John Glenn, who became the first American to orbit the Earth, and who later served as a Senator from Ohio for four terms, has died at the age of 95, at the James Cancer Hospital at Ohio State University in Columbus. His illness, which was not necessarily cancer, has not been disclosed.
John Herschel Glenn Jr. was born in Cambridge, Ohio to John H. Glenn Sr. and the former Teresa Sproat. He studied engineering at Muskingum College and earned a pilot's licence, but left school to the enter the military. He enlisted as a Navy aviation cadet, but later was given a chance to transfer to the Marine Corps. During World War II, he flew 59 combat missions in the South Pacific and patrol missions over China. He was a flight instructor at NAS Corpus Christi, Texas. During the Korean War, Glenn flew 63 combat missions in a F9F Panther jet and 27 more in an F-86F Sabre, attracting so much flak that he acquired the nickname "magnet ass". For a time, his wingman was baseball player Ted Williams. After the war, he served as a test pilot, including as an armaments officer, where he tested airplanes' guns.

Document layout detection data

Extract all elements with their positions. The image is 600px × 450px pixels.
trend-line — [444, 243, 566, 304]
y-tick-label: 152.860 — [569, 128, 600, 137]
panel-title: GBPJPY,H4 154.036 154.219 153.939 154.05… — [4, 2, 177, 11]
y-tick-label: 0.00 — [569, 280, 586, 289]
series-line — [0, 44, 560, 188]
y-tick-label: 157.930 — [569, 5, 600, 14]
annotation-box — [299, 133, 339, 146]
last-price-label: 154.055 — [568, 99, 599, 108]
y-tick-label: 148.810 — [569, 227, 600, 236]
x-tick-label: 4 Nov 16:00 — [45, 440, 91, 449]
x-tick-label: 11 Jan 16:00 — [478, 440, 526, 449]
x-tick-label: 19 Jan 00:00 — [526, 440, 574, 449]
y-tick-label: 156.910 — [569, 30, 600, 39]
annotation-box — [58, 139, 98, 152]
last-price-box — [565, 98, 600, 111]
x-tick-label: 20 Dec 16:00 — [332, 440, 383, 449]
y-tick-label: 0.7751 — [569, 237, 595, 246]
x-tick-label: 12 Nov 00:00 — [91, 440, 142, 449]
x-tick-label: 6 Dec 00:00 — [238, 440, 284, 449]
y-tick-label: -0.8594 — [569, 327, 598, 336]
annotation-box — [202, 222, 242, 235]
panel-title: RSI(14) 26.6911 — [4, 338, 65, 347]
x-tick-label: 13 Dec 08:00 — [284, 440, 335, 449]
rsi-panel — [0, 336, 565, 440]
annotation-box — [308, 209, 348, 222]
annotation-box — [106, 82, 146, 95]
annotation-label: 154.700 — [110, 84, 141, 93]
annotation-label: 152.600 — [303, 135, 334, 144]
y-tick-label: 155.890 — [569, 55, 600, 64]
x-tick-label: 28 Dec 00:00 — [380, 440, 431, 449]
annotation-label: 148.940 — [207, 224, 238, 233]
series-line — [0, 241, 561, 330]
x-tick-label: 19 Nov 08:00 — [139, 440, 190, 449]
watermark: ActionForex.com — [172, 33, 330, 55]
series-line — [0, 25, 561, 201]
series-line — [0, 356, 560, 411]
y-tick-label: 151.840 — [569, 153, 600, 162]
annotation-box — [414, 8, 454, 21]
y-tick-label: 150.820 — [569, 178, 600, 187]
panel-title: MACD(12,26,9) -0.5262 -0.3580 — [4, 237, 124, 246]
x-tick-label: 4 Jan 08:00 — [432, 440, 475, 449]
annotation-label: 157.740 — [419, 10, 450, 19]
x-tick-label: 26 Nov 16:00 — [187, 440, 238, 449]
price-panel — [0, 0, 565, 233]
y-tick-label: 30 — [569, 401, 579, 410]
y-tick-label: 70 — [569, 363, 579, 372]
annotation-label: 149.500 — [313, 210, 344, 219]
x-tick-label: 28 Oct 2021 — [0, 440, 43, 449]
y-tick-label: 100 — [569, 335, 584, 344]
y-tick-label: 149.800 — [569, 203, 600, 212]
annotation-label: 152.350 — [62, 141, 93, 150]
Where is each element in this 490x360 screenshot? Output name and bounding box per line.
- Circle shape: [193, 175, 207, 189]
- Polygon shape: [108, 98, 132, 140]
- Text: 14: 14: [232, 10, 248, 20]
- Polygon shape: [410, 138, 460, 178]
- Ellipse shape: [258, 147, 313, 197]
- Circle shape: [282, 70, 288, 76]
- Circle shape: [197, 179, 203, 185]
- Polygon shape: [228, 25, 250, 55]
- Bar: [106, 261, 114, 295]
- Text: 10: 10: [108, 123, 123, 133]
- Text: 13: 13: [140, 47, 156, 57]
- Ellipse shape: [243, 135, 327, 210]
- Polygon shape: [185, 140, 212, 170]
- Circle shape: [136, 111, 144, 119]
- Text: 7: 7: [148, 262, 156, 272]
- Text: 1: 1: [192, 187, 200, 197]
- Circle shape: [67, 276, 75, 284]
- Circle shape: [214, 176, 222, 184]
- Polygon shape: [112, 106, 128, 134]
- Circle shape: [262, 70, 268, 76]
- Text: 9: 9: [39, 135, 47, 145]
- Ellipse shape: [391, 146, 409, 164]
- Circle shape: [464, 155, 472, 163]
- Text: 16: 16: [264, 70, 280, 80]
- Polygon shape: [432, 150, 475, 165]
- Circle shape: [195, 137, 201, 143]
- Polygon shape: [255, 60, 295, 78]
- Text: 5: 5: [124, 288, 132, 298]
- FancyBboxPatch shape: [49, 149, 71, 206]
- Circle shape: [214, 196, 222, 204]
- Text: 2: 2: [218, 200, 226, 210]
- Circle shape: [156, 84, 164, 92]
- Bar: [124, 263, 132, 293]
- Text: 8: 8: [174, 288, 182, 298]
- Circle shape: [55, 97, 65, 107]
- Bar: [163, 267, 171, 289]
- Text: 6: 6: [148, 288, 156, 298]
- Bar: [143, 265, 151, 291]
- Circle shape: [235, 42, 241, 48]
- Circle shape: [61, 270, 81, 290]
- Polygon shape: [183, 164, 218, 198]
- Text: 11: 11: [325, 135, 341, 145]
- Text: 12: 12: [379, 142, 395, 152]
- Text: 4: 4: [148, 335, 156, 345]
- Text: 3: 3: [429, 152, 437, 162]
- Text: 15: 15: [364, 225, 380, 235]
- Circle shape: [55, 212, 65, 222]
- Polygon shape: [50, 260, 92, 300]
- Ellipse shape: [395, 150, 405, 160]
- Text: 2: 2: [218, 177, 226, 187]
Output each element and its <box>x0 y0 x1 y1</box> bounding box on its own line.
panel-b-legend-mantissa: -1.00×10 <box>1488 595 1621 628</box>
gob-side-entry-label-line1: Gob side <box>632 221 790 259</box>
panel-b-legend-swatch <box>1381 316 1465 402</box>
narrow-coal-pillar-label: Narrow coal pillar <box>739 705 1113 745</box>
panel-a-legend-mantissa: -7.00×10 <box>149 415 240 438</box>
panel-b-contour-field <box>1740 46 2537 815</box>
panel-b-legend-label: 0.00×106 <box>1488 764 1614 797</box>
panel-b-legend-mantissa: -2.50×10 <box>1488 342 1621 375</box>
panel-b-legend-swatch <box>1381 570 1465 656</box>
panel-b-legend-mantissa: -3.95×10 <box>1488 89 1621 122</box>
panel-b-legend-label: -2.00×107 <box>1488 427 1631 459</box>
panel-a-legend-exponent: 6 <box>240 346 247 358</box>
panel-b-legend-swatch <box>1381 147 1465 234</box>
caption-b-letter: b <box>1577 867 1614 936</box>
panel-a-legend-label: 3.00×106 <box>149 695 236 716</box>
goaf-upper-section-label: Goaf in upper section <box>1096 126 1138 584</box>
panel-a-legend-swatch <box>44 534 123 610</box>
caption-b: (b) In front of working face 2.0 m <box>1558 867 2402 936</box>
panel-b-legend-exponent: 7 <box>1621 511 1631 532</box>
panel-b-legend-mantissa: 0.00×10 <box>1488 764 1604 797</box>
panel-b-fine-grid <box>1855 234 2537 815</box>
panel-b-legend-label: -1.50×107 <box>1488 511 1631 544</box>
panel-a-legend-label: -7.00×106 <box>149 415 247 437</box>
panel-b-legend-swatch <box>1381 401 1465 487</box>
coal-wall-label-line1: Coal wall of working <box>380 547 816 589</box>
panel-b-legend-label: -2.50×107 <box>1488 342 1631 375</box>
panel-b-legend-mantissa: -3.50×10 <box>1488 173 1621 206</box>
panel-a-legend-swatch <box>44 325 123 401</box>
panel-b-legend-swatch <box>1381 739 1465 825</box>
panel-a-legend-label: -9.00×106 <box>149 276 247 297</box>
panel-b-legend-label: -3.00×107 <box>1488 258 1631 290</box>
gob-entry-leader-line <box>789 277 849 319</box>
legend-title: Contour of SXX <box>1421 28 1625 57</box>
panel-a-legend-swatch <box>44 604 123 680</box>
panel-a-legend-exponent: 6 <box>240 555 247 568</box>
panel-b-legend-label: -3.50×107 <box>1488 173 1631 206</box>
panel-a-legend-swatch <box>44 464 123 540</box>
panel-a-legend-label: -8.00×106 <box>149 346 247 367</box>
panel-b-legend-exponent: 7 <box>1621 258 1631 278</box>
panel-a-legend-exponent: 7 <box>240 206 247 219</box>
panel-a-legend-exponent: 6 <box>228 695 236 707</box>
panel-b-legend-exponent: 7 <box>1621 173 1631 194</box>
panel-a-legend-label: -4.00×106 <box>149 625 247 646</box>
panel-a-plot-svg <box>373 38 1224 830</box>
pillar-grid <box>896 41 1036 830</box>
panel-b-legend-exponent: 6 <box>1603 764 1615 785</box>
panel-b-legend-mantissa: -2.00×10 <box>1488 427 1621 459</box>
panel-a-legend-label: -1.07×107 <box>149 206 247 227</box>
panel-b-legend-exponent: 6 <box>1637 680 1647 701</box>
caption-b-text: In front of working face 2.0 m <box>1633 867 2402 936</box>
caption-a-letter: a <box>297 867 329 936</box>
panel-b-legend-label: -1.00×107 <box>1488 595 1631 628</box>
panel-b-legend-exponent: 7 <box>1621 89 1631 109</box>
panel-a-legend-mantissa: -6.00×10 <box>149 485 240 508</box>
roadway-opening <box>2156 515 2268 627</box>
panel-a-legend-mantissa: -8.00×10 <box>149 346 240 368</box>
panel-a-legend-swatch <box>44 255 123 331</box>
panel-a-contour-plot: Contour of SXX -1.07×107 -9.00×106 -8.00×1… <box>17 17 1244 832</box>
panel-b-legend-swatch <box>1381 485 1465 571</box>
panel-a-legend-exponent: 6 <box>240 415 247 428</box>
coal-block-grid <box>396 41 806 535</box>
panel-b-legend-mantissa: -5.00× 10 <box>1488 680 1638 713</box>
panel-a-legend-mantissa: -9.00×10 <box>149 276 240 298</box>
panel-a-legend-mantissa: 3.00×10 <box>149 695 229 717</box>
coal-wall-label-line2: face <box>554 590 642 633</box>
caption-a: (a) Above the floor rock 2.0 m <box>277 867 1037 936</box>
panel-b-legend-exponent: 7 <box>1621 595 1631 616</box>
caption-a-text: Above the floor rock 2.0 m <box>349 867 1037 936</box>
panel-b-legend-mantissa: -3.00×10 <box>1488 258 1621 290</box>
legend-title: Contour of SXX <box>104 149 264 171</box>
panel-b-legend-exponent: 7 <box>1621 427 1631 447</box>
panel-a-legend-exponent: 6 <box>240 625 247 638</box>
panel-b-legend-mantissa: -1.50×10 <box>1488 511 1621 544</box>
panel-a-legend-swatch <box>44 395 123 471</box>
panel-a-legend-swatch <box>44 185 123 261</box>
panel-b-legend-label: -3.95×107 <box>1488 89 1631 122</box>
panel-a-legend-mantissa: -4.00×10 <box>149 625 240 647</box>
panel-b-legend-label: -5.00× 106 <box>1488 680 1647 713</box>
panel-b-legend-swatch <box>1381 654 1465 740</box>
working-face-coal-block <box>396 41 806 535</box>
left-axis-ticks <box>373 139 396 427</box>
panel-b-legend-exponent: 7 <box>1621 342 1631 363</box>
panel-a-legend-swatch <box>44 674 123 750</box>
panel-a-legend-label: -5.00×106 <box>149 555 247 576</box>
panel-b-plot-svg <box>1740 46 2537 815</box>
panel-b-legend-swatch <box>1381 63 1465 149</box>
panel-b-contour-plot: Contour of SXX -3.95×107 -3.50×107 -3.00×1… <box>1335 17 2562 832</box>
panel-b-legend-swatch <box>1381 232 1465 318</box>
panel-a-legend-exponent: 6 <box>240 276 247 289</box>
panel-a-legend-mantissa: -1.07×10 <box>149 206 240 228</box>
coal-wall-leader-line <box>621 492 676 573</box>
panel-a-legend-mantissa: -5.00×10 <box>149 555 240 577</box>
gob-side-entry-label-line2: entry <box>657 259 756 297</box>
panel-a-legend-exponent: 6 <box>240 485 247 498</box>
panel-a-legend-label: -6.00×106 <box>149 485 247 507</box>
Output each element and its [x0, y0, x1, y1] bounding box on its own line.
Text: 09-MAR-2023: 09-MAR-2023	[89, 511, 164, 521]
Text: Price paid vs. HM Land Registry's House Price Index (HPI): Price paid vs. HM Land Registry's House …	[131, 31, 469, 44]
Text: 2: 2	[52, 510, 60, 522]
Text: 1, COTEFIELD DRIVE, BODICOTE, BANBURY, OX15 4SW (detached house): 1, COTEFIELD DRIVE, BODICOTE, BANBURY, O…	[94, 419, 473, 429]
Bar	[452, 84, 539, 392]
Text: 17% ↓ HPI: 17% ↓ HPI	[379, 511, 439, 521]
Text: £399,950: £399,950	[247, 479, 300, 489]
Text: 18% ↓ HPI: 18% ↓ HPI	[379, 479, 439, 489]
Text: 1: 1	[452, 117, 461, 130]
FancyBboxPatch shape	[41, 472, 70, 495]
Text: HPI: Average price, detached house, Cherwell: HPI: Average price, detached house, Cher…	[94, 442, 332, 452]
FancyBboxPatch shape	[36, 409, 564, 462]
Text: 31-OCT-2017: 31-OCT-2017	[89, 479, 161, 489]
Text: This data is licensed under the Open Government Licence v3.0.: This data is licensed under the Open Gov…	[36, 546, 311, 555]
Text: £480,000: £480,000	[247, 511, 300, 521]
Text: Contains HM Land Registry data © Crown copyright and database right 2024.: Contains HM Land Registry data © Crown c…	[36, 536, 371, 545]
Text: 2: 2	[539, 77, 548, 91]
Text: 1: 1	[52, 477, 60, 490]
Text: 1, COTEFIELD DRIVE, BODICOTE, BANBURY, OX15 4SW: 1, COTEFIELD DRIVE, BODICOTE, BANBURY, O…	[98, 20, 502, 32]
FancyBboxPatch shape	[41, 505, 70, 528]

__Directions__.
1. According to the John Glenn article, how many combat missions did he fly in the South Pacific during World War II?
2. Extend the John Glenn article, picking up right after its final sentence.

__Results for each task__.
1. 59

2.
In 1959, Glenn was chosen by NASA to become one of the seven Mercury astronauts. In 1962, he flew the Friendship 7 mission, on which he became the first American in Earth orbit. He stayed with NASA until 1964. He retired from the Marine Corps in 1965 and became an executive for Royal Crown Cola.
In 1974, Glenn was elected Senator, defeating Cleveland Mayor Ralph Perk (R). He would serve four terms, ending in January 1999, but was caught up in the Keating Five scandal. While still in the Senate, he returned to space at age 77, on the STS-95 mission aboard the Space Shuttle Discovery, which made him the oldest person to go into space. (To recognize this, among his other accomplishments, this post gets the "badass" label.)
Glenn is survived by his wife Annie, whom he met when they were just toddlers, and who likewise attended Muskingum College. They had two children.